◆ AIM: Please print all of the material below, word for word.

◆ PROVIDED RECORDS:
= = =

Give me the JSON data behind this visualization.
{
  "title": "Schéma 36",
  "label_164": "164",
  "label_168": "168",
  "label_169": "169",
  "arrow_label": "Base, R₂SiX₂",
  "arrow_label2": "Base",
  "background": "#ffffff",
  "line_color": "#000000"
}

= = =

◆ ANSWER TO THE TASK:
Give me the JSON data behind this visualization.
{
  "title": "Schéma 36",
  "label_164": "164",
  "label_168": "168",
  "label_169": "169",
  "arrow_label": "Base, R₂SiX₂",
  "arrow_label2": "Base",
  "background": "#ffffff",
  "line_color": "#000000"
}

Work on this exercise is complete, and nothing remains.